- Brief
Drop every picture and give the entries back exactly.

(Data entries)
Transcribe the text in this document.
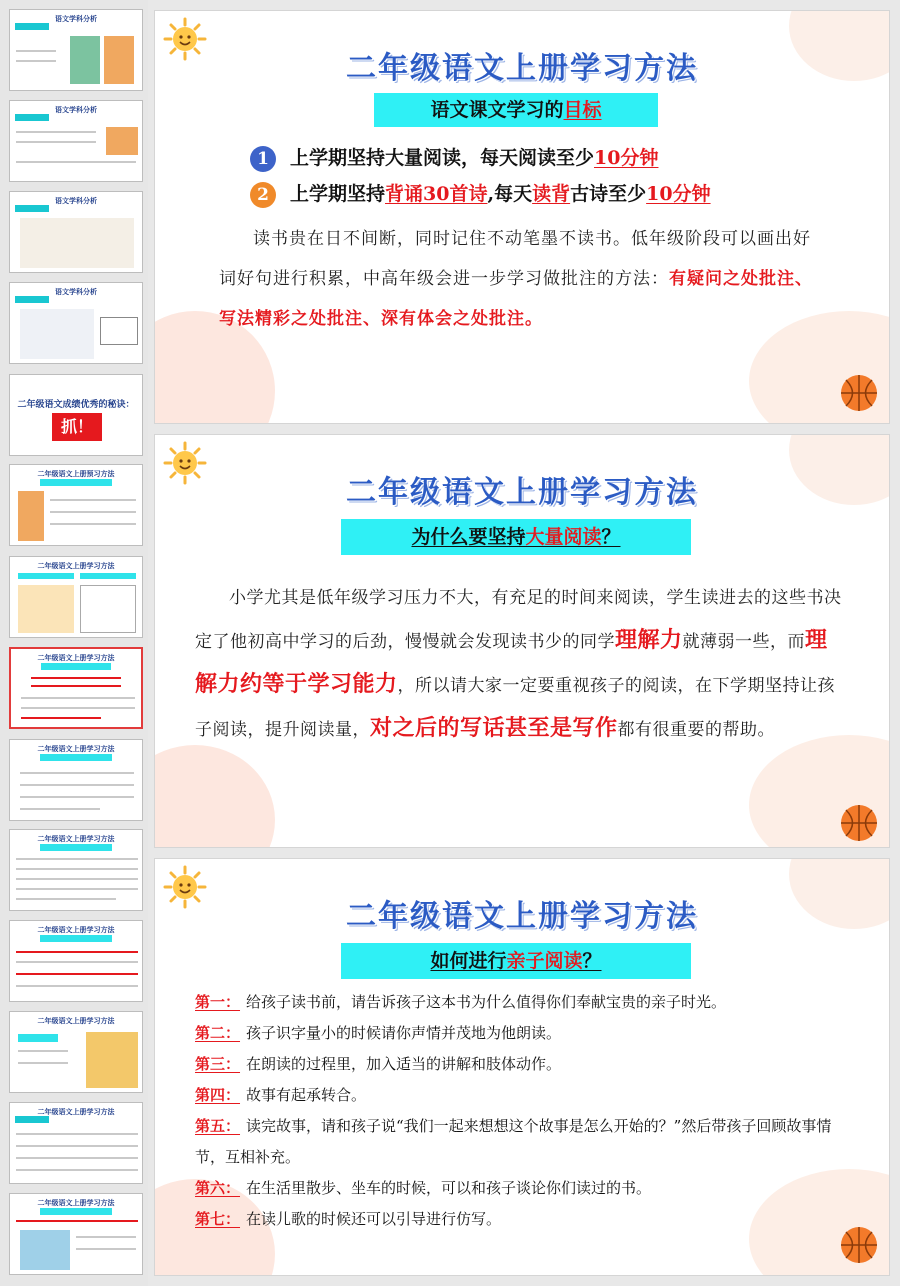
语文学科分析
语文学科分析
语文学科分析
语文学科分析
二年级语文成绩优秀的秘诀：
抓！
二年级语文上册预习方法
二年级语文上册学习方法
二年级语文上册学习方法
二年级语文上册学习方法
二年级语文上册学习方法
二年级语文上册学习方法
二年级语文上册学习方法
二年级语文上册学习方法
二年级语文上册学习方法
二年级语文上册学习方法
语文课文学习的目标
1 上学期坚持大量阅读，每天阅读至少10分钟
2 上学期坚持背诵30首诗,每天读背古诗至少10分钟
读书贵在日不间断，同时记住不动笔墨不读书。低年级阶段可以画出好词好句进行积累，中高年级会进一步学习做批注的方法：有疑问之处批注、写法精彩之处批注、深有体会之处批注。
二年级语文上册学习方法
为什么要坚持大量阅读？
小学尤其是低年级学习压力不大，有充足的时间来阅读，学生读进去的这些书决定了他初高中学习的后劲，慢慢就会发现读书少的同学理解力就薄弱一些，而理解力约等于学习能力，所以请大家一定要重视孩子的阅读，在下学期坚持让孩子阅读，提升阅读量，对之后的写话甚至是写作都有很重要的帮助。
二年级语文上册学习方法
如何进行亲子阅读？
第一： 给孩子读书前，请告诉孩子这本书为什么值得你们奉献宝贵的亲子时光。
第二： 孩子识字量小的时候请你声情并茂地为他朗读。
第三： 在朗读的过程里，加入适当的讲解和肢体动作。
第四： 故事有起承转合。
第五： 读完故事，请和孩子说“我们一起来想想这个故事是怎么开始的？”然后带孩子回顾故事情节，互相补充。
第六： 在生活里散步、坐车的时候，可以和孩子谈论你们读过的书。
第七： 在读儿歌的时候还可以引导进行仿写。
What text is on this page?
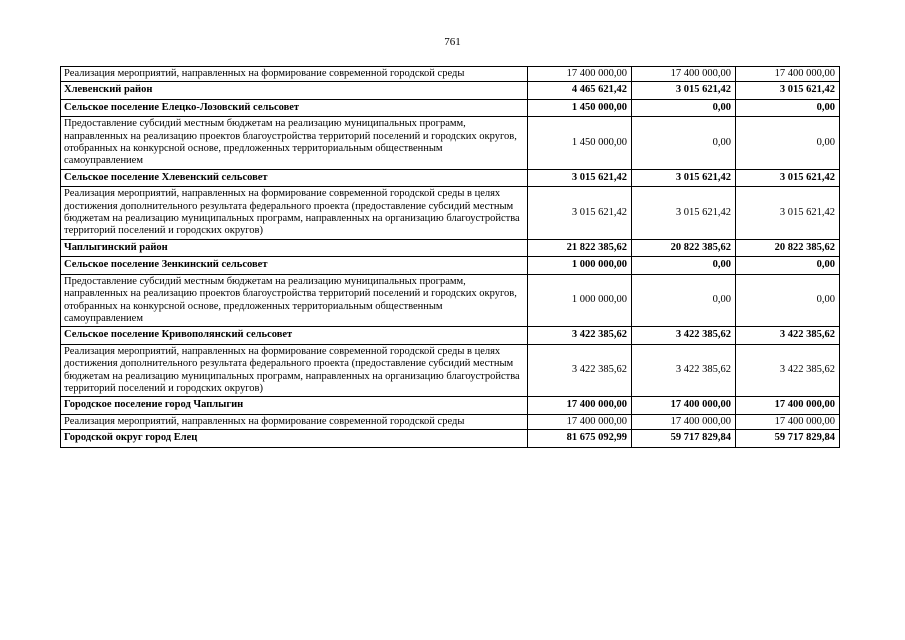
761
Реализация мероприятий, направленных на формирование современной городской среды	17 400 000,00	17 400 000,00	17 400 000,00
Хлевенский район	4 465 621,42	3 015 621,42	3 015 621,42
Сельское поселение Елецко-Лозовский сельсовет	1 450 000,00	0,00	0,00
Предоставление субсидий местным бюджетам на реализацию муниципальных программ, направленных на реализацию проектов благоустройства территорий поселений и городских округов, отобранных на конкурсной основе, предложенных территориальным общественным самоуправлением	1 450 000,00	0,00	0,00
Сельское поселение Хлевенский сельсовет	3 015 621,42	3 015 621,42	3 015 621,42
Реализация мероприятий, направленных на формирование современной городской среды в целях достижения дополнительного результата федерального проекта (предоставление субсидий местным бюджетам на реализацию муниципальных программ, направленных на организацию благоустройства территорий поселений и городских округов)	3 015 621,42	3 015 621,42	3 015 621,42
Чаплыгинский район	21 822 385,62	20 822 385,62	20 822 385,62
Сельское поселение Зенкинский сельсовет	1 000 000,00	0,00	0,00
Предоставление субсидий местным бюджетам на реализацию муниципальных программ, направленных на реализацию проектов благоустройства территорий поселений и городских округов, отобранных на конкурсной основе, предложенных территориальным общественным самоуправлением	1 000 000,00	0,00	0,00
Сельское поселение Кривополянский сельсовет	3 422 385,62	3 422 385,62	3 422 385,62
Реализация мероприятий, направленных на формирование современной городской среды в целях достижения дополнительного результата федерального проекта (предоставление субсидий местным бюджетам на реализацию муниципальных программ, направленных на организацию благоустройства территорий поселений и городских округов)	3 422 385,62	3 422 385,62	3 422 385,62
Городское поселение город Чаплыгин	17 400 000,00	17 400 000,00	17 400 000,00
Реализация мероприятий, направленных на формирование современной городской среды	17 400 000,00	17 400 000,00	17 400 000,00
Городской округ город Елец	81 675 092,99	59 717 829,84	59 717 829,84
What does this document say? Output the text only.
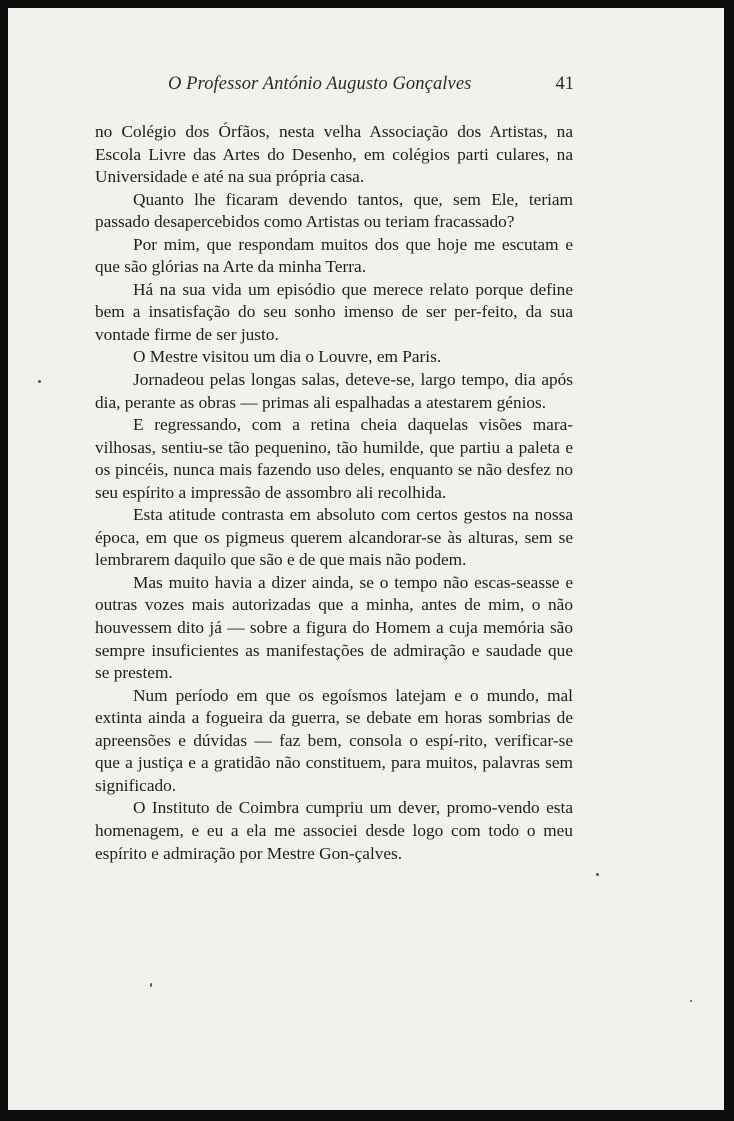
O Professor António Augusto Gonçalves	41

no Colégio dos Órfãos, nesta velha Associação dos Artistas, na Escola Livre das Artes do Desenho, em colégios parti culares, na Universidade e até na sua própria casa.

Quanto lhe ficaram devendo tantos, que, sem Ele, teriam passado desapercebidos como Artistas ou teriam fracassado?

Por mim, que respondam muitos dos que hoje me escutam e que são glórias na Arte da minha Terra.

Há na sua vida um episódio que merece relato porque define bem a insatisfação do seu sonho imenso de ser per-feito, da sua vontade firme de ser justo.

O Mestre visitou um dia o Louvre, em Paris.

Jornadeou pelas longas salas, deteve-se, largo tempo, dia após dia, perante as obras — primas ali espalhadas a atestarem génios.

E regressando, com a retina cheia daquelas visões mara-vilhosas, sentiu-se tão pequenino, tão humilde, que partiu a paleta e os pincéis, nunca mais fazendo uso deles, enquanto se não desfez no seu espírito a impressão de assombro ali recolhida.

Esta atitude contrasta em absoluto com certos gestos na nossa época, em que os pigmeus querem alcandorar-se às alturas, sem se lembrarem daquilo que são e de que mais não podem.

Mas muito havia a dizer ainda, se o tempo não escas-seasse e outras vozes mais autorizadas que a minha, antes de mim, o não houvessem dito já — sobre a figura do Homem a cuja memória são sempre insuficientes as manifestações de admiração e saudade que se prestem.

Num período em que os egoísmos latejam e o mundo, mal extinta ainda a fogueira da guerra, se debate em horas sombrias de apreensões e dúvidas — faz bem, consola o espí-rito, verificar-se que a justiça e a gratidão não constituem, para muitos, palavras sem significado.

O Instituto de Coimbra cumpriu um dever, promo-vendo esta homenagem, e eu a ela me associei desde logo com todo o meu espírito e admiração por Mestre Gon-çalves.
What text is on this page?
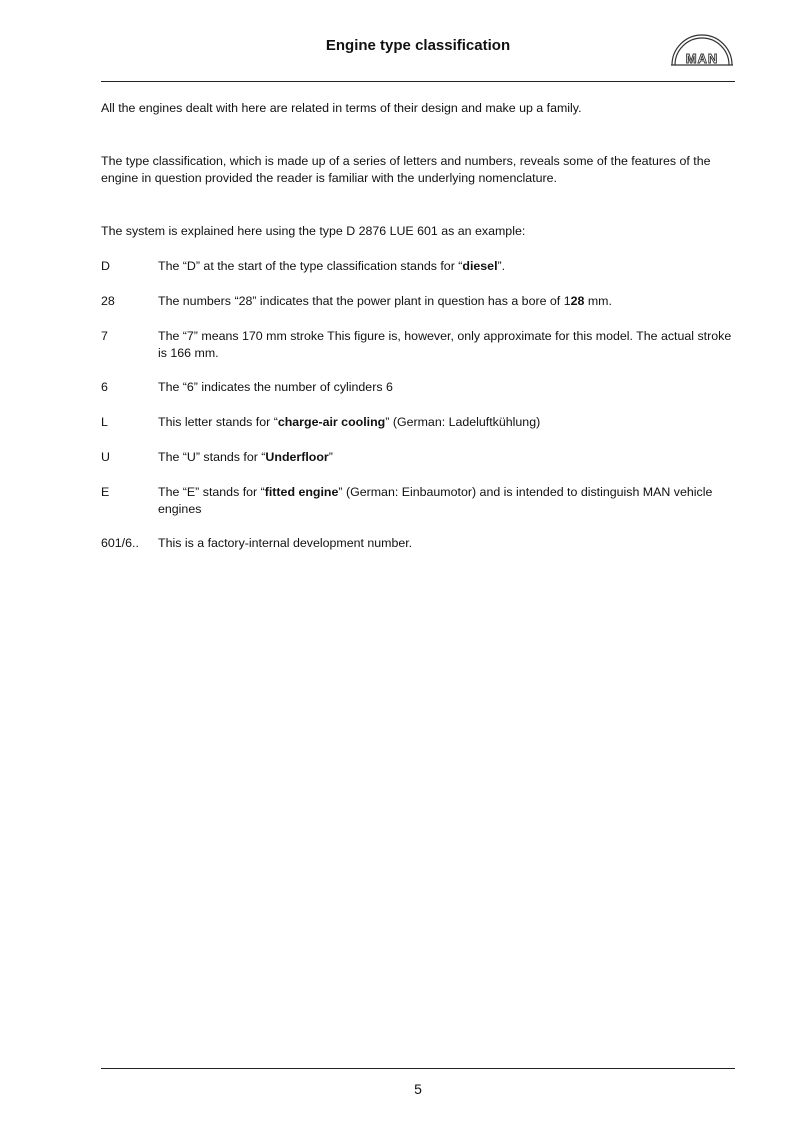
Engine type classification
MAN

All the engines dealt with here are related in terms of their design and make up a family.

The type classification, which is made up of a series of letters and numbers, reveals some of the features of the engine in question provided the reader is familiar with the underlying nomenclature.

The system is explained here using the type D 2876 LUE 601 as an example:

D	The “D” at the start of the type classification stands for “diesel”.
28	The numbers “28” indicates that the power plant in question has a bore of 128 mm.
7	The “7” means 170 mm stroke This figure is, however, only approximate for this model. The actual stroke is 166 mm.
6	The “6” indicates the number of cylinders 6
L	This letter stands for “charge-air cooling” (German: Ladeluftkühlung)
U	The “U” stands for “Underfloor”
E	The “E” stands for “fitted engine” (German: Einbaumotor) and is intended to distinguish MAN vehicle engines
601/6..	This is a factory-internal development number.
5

- Answer for the task
Transcribe the text in this document.
语文学科分析
语文学科分析
语文学科分析
语文学科分析
二年级语文成绩优秀的秘诀：
抓！
二年级语文上册预习方法
二年级语文上册学习方法
二年级语文上册学习方法
二年级语文上册学习方法
二年级语文上册学习方法
二年级语文上册学习方法
二年级语文上册学习方法
二年级语文上册学习方法
二年级语文上册学习方法
二年级语文上册学习方法
语文课文学习的目标
1 上学期坚持大量阅读，每天阅读至少10分钟
2 上学期坚持背诵30首诗,每天读背古诗至少10分钟
读书贵在日不间断，同时记住不动笔墨不读书。低年级阶段可以画出好词好句进行积累，中高年级会进一步学习做批注的方法：有疑问之处批注、写法精彩之处批注、深有体会之处批注。
二年级语文上册学习方法
为什么要坚持大量阅读？
小学尤其是低年级学习压力不大，有充足的时间来阅读，学生读进去的这些书决定了他初高中学习的后劲，慢慢就会发现读书少的同学理解力就薄弱一些，而理解力约等于学习能力，所以请大家一定要重视孩子的阅读，在下学期坚持让孩子阅读，提升阅读量，对之后的写话甚至是写作都有很重要的帮助。
二年级语文上册学习方法
如何进行亲子阅读？
第一： 给孩子读书前，请告诉孩子这本书为什么值得你们奉献宝贵的亲子时光。
第二： 孩子识字量小的时候请你声情并茂地为他朗读。
第三： 在朗读的过程里，加入适当的讲解和肢体动作。
第四： 故事有起承转合。
第五： 读完故事，请和孩子说“我们一起来想想这个故事是怎么开始的？”然后带孩子回顾故事情节，互相补充。
第六： 在生活里散步、坐车的时候，可以和孩子谈论你们读过的书。
第七： 在读儿歌的时候还可以引导进行仿写。
What text is on this page?
761
Реализация мероприятий, направленных на формирование современной городской среды	17 400 000,00	17 400 000,00	17 400 000,00
Хлевенский район	4 465 621,42	3 015 621,42	3 015 621,42
Сельское поселение Елецко-Лозовский сельсовет	1 450 000,00	0,00	0,00
Предоставление субсидий местным бюджетам на реализацию муниципальных программ, направленных на реализацию проектов благоустройства территорий поселений и городских округов, отобранных на конкурсной основе, предложенных территориальным общественным самоуправлением	1 450 000,00	0,00	0,00
Сельское поселение Хлевенский сельсовет	3 015 621,42	3 015 621,42	3 015 621,42
Реализация мероприятий, направленных на формирование современной городской среды в целях достижения дополнительного результата федерального проекта (предоставление субсидий местным бюджетам на реализацию муниципальных программ, направленных на организацию благоустройства территорий поселений и городских округов)	3 015 621,42	3 015 621,42	3 015 621,42
Чаплыгинский район	21 822 385,62	20 822 385,62	20 822 385,62
Сельское поселение Зенкинский сельсовет	1 000 000,00	0,00	0,00
Предоставление субсидий местным бюджетам на реализацию муниципальных программ, направленных на реализацию проектов благоустройства территорий поселений и городских округов, отобранных на конкурсной основе, предложенных территориальным общественным самоуправлением	1 000 000,00	0,00	0,00
Сельское поселение Кривополянский сельсовет	3 422 385,62	3 422 385,62	3 422 385,62
Реализация мероприятий, направленных на формирование современной городской среды в целях достижения дополнительного результата федерального проекта (предоставление субсидий местным бюджетам на реализацию муниципальных программ, направленных на организацию благоустройства территорий поселений и городских округов)	3 422 385,62	3 422 385,62	3 422 385,62
Городское поселение город Чаплыгин	17 400 000,00	17 400 000,00	17 400 000,00
Реализация мероприятий, направленных на формирование современной городской среды	17 400 000,00	17 400 000,00	17 400 000,00
Городской округ город Елец	81 675 092,99	59 717 829,84	59 717 829,84
What does this document say? Output the text only.
O Professor António Augusto Gonçalves	41

no Colégio dos Órfãos, nesta velha Associação dos Artistas, na Escola Livre das Artes do Desenho, em colégios parti culares, na Universidade e até na sua própria casa.

Quanto lhe ficaram devendo tantos, que, sem Ele, teriam passado desapercebidos como Artistas ou teriam fracassado?

Por mim, que respondam muitos dos que hoje me escutam e que são glórias na Arte da minha Terra.

Há na sua vida um episódio que merece relato porque define bem a insatisfação do seu sonho imenso de ser per-feito, da sua vontade firme de ser justo.

O Mestre visitou um dia o Louvre, em Paris.

Jornadeou pelas longas salas, deteve-se, largo tempo, dia após dia, perante as obras — primas ali espalhadas a atestarem génios.

E regressando, com a retina cheia daquelas visões mara-vilhosas, sentiu-se tão pequenino, tão humilde, que partiu a paleta e os pincéis, nunca mais fazendo uso deles, enquanto se não desfez no seu espírito a impressão de assombro ali recolhida.

Esta atitude contrasta em absoluto com certos gestos na nossa época, em que os pigmeus querem alcandorar-se às alturas, sem se lembrarem daquilo que são e de que mais não podem.

Mas muito havia a dizer ainda, se o tempo não escas-seasse e outras vozes mais autorizadas que a minha, antes de mim, o não houvessem dito já — sobre a figura do Homem a cuja memória são sempre insuficientes as manifestações de admiração e saudade que se prestem.

Num período em que os egoísmos latejam e o mundo, mal extinta ainda a fogueira da guerra, se debate em horas sombrias de apreensões e dúvidas — faz bem, consola o espí-rito, verificar-se que a justiça e a gratidão não constituem, para muitos, palavras sem significado.

O Instituto de Coimbra cumpriu um dever, promo-vendo esta homenagem, e eu a ela me associei desde logo com todo o meu espírito e admiração por Mestre Gon-çalves.
What text is on this page?
Engine type classification
MAN

All the engines dealt with here are related in terms of their design and make up a family.

The type classification, which is made up of a series of letters and numbers, reveals some of the features of the engine in question provided the reader is familiar with the underlying nomenclature.

The system is explained here using the type D 2876 LUE 601 as an example:

D	The “D” at the start of the type classification stands for “diesel”.
28	The numbers “28” indicates that the power plant in question has a bore of 128 mm.
7	The “7” means 170 mm stroke This figure is, however, only approximate for this model. The actual stroke is 166 mm.
6	The “6” indicates the number of cylinders 6
L	This letter stands for “charge-air cooling” (German: Ladeluftkühlung)
U	The “U” stands for “Underfloor”
E	The “E” stands for “fitted engine” (German: Einbaumotor) and is intended to distinguish MAN vehicle engines
601/6..	This is a factory-internal development number.
5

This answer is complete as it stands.